SET PROBLEM –
Where the string "JSON" occurs in the material below, report the whole line.
::::
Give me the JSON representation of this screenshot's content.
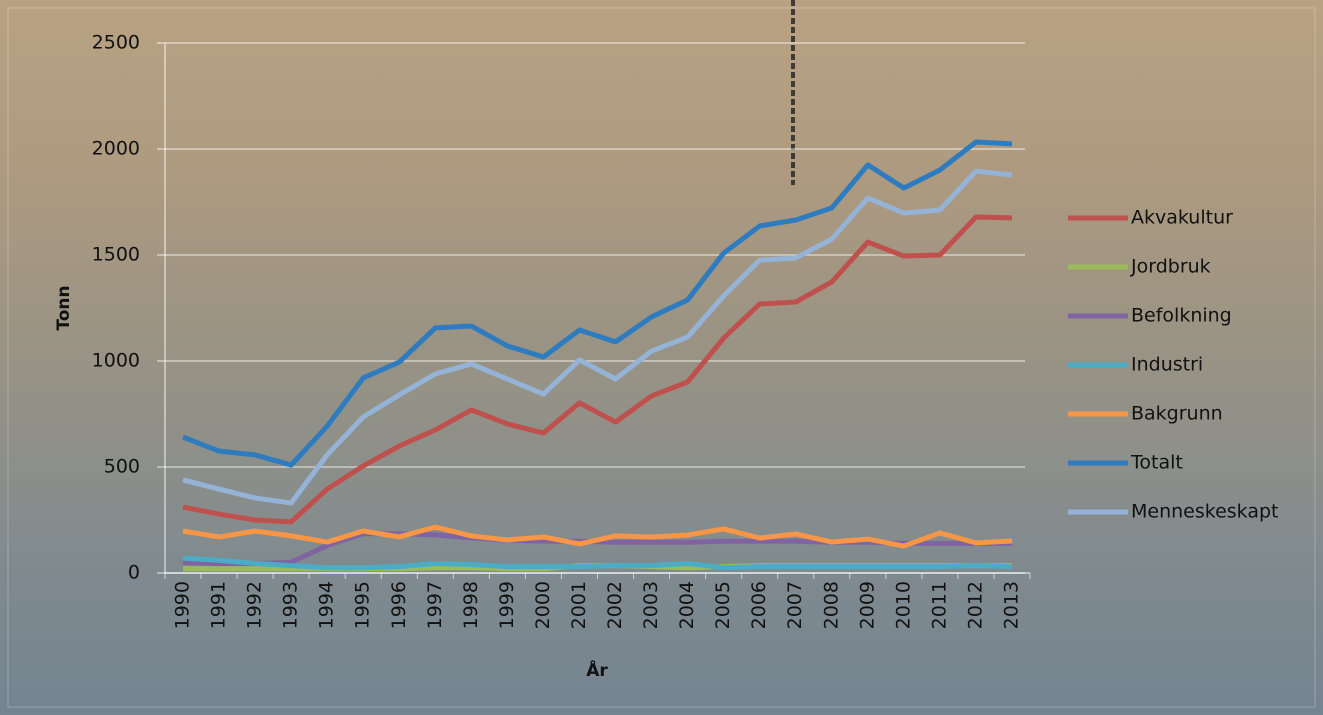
{
  "chart_data": {
    "type": "line",
    "x_label": "År",
    "y_label": "Tonn",
    "categories": [
      "1990",
      "1991",
      "1992",
      "1993",
      "1994",
      "1995",
      "1996",
      "1997",
      "1998",
      "1999",
      "2000",
      "2001",
      "2002",
      "2003",
      "2004",
      "2005",
      "2006",
      "2007",
      "2008",
      "2009",
      "2010",
      "2011",
      "2012",
      "2013"
    ],
    "ylim": [
      0,
      2500
    ],
    "yticks": [
      0,
      500,
      1000,
      1500,
      2000,
      2500
    ],
    "grid": true,
    "legend": "right",
    "series": [
      {
        "name": "Akvakultur",
        "color": "#c0504d",
        "values": [
          311,
          278,
          250,
          241,
          396,
          505,
          599,
          675,
          769,
          703,
          660,
          802,
          712,
          835,
          901,
          1108,
          1269,
          1278,
          1373,
          1561,
          1495,
          1500,
          1679,
          1675
        ]
      },
      {
        "name": "Jordbruk",
        "color": "#9bbb59",
        "values": [
          20,
          20,
          20,
          20,
          20,
          20,
          20,
          25,
          25,
          20,
          20,
          35,
          35,
          30,
          25,
          30,
          35,
          35,
          35,
          35,
          35,
          35,
          35,
          35
        ]
      },
      {
        "name": "Befolkning",
        "color": "#8064a2",
        "values": [
          50,
          45,
          45,
          50,
          130,
          185,
          185,
          180,
          165,
          155,
          150,
          150,
          145,
          145,
          145,
          150,
          150,
          150,
          145,
          145,
          140,
          140,
          140,
          140
        ]
      },
      {
        "name": "Industri",
        "color": "#4bacc6",
        "values": [
          70,
          60,
          45,
          35,
          25,
          25,
          30,
          45,
          40,
          30,
          30,
          30,
          35,
          35,
          45,
          25,
          30,
          30,
          30,
          30,
          30,
          30,
          35,
          30
        ]
      },
      {
        "name": "Bakgrunn",
        "color": "#f79646",
        "values": [
          198,
          170,
          198,
          175,
          146,
          198,
          170,
          217,
          175,
          156,
          170,
          137,
          175,
          170,
          179,
          208,
          165,
          184,
          146,
          160,
          127,
          189,
          142,
          151
        ]
      },
      {
        "name": "Totalt",
        "color": "#2f7bbf",
        "values": [
          641,
          575,
          557,
          509,
          693,
          920,
          995,
          1156,
          1165,
          1071,
          1019,
          1146,
          1090,
          1208,
          1288,
          1509,
          1637,
          1665,
          1722,
          1925,
          1816,
          1901,
          2033,
          2024
        ]
      },
      {
        "name": "Menneskeskapt",
        "color": "#95b3d7",
        "values": [
          439,
          396,
          354,
          330,
          557,
          736,
          840,
          939,
          986,
          915,
          844,
          1005,
          915,
          1047,
          1113,
          1307,
          1476,
          1486,
          1575,
          1769,
          1698,
          1712,
          1896,
          1877
        ]
      }
    ]
  }
}
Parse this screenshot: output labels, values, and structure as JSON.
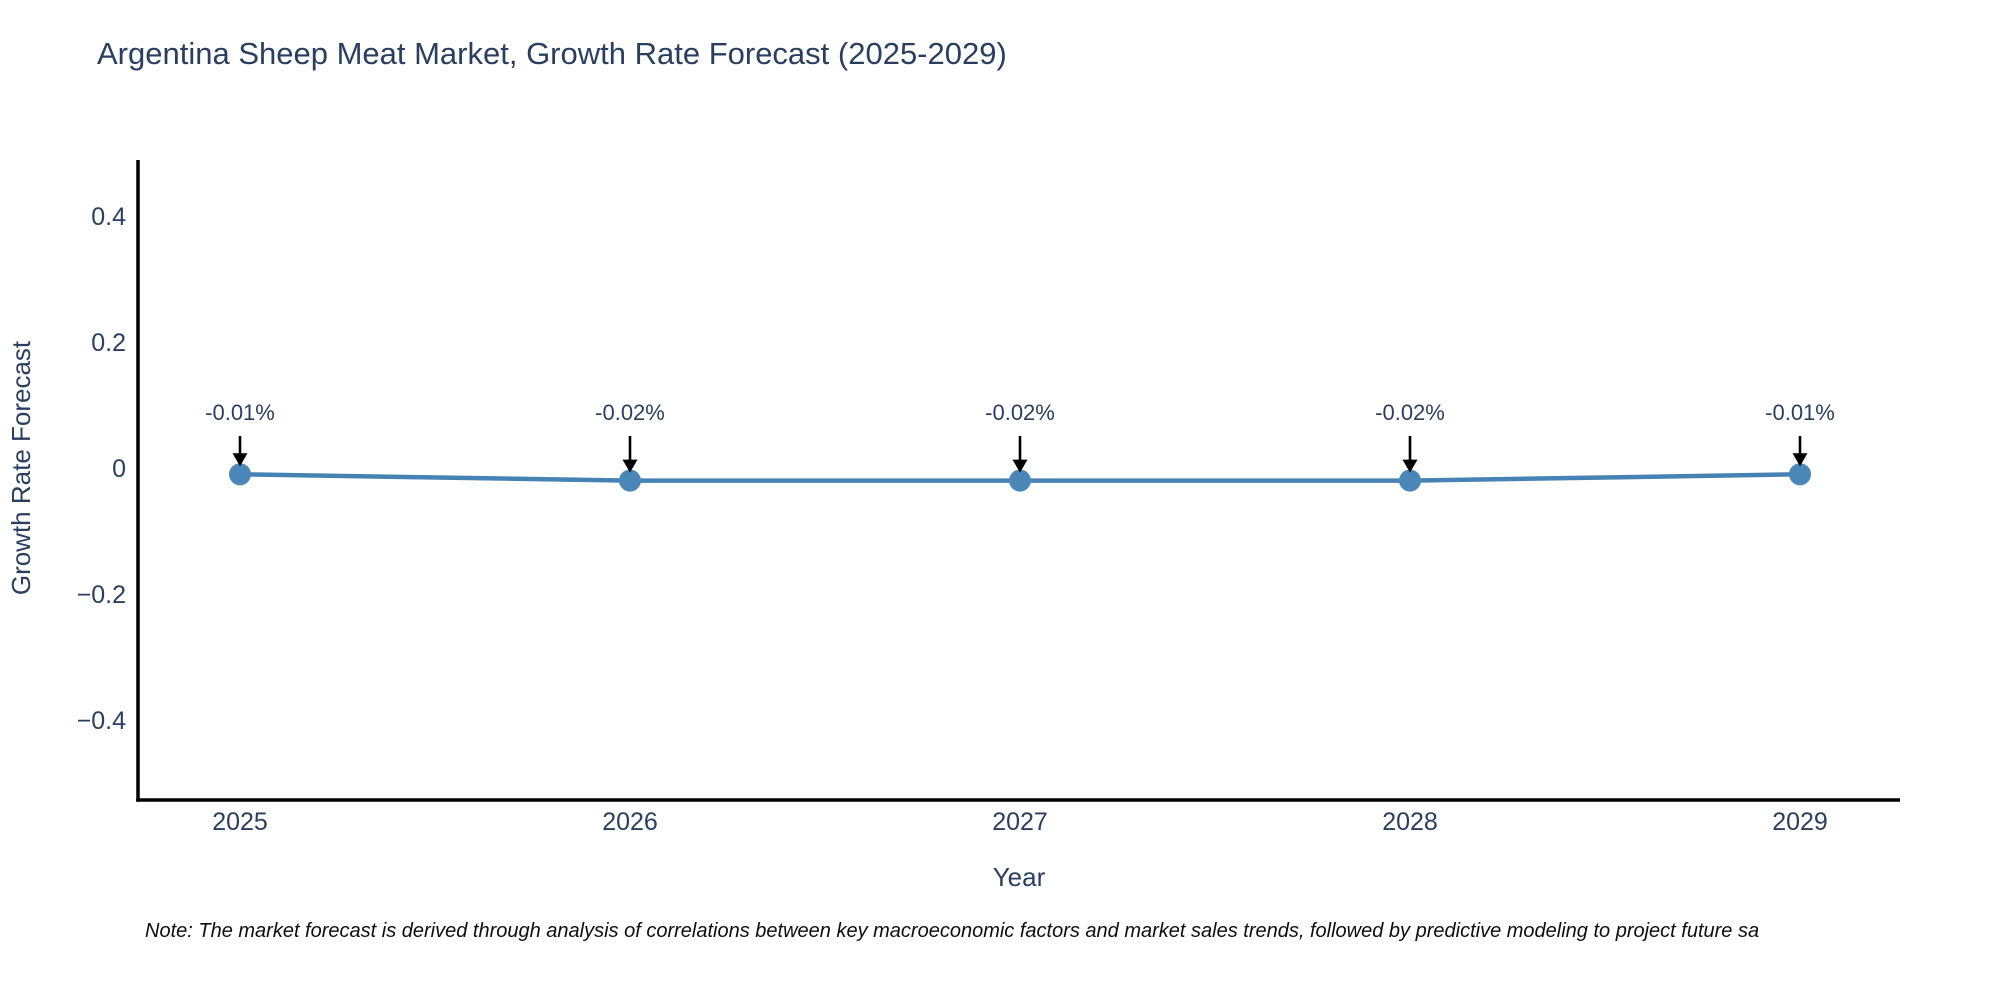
::::
TASK OUTPUT –
Give me the JSON representation of this screenshot's content.
Parse this screenshot: output labels, values, and structure as JSON.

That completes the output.